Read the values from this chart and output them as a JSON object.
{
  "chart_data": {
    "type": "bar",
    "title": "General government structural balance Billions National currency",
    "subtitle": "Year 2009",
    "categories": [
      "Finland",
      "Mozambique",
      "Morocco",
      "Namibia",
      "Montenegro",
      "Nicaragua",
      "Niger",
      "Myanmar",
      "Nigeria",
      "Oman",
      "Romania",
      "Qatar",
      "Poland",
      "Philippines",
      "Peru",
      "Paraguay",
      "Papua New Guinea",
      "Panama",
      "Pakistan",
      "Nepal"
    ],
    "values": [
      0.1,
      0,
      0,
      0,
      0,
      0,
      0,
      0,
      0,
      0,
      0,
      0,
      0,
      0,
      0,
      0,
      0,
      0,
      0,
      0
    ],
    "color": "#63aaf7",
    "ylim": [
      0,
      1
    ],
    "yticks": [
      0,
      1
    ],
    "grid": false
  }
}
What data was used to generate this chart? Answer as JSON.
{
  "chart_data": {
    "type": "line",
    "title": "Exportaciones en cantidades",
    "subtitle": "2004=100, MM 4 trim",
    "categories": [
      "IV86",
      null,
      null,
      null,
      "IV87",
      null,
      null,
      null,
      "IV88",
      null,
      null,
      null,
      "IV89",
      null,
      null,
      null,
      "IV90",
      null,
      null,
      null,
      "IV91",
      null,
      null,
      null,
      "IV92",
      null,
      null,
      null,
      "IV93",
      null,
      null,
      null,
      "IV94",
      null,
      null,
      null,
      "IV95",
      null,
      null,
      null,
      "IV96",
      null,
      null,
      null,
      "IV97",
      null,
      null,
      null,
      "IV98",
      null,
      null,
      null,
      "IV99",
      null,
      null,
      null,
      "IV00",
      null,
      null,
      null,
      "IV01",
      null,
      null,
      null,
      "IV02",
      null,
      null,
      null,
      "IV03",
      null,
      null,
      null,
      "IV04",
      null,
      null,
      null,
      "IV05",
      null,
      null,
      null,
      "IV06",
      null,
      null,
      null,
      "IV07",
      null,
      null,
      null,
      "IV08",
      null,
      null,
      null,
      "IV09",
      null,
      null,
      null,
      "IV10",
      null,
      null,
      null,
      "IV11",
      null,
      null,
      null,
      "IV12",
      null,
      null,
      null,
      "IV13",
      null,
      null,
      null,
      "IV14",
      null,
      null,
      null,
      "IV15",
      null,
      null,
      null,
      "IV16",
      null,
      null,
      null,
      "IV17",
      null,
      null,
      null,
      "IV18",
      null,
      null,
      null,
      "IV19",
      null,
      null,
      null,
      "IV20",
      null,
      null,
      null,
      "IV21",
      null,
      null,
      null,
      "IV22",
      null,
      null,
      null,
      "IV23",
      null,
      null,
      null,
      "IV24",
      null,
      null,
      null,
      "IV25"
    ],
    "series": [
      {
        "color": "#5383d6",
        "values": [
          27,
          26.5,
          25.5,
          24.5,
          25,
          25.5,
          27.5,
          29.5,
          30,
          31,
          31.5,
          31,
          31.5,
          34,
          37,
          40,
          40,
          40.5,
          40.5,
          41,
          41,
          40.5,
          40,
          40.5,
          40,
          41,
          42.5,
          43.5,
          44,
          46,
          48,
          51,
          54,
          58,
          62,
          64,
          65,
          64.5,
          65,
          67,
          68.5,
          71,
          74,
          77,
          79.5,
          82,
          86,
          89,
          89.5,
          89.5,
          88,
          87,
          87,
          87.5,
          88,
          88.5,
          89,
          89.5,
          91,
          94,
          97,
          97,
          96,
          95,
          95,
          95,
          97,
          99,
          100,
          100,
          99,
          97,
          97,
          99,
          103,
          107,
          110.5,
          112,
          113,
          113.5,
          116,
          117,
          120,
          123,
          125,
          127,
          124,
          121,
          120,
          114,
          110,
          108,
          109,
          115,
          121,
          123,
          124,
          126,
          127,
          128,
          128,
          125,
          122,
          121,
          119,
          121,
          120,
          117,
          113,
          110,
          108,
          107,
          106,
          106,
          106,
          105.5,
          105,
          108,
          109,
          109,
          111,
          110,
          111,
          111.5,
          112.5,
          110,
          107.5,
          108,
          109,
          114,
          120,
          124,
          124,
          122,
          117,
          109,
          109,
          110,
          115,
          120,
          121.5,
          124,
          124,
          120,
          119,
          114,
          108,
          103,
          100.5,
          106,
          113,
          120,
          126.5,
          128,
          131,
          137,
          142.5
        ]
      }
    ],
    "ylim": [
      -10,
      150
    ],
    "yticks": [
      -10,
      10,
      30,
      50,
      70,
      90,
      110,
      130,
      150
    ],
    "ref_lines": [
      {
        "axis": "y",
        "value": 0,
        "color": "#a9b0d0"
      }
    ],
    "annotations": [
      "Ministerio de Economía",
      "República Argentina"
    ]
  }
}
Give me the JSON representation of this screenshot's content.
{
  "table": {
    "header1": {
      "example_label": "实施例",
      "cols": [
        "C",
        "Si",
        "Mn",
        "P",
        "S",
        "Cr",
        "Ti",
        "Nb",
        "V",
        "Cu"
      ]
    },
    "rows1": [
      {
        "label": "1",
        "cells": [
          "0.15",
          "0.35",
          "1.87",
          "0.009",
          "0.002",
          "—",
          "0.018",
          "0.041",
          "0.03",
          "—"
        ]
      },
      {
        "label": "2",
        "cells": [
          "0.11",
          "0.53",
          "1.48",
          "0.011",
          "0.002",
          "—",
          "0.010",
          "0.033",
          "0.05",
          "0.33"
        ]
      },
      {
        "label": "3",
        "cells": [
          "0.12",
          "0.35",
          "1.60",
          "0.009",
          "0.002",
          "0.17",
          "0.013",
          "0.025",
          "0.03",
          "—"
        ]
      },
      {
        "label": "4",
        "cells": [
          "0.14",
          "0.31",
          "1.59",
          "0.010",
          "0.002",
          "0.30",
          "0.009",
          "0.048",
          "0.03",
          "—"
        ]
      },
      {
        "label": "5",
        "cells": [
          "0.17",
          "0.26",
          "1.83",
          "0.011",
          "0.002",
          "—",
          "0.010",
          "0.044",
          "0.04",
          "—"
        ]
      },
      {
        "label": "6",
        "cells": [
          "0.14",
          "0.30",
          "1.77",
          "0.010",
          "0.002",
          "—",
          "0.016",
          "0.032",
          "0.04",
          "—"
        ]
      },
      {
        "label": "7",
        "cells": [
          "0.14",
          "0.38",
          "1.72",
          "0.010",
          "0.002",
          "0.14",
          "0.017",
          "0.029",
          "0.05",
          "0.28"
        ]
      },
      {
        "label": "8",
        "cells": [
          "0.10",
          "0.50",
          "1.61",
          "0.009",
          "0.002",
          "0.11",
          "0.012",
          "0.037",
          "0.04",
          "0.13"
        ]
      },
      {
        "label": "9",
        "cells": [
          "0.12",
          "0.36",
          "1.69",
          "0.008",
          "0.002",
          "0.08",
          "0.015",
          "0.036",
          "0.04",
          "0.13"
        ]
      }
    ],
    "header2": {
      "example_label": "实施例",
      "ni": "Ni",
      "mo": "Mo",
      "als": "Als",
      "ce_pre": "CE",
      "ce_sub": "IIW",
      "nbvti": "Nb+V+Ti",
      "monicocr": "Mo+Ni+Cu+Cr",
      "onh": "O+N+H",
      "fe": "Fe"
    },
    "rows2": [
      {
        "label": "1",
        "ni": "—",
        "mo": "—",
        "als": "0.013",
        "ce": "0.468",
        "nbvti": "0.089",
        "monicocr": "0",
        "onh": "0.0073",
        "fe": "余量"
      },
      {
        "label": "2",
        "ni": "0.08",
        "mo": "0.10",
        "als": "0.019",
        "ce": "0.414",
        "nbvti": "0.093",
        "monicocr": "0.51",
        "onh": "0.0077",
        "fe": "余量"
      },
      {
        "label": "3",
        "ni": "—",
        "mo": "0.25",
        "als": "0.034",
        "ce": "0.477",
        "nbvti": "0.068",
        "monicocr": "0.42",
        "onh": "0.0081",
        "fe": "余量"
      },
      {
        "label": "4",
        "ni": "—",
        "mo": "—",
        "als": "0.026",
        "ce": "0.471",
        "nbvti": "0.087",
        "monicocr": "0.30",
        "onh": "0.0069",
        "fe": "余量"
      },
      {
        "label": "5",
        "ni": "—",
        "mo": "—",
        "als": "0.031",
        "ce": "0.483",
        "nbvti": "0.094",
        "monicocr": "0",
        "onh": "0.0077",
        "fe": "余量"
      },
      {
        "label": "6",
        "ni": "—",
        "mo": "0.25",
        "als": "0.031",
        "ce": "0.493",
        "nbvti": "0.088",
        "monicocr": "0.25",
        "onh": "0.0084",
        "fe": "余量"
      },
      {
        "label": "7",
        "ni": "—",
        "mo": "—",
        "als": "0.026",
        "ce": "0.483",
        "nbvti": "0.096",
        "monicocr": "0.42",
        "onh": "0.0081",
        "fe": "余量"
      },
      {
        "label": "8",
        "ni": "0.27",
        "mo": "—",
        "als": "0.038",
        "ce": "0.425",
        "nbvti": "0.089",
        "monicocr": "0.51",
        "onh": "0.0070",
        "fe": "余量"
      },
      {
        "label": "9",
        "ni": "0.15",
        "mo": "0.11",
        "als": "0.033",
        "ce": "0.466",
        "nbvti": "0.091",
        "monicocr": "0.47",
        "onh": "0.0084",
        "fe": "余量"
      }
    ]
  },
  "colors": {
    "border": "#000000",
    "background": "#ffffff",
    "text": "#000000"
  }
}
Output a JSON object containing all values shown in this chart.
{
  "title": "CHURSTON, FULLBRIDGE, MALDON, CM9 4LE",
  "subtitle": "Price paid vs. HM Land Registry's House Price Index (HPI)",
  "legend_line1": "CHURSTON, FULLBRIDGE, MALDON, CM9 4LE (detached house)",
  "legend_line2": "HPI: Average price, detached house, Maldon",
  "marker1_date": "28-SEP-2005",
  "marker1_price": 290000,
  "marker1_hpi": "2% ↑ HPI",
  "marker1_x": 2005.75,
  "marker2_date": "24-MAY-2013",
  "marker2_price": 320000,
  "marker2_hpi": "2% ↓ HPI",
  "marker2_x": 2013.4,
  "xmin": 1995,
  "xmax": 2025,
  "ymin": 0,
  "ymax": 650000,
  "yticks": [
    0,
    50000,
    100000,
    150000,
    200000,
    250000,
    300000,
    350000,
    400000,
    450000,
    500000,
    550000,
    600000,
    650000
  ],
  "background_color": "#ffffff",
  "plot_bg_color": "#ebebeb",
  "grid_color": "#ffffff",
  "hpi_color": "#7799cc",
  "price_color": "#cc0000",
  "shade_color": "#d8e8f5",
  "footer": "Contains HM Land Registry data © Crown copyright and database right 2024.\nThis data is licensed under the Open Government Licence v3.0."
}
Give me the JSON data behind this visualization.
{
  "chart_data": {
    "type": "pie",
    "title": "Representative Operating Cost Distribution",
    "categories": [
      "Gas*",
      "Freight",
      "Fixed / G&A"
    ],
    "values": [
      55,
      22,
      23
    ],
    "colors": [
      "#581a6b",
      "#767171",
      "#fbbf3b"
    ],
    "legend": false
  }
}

============

▸ Task directions
Search the lines for the string "Give" and copy every line that has it.

▸ Correct response
Give me the JSON representation of this screenshot's content.
Give me the JSON data behind this visualization.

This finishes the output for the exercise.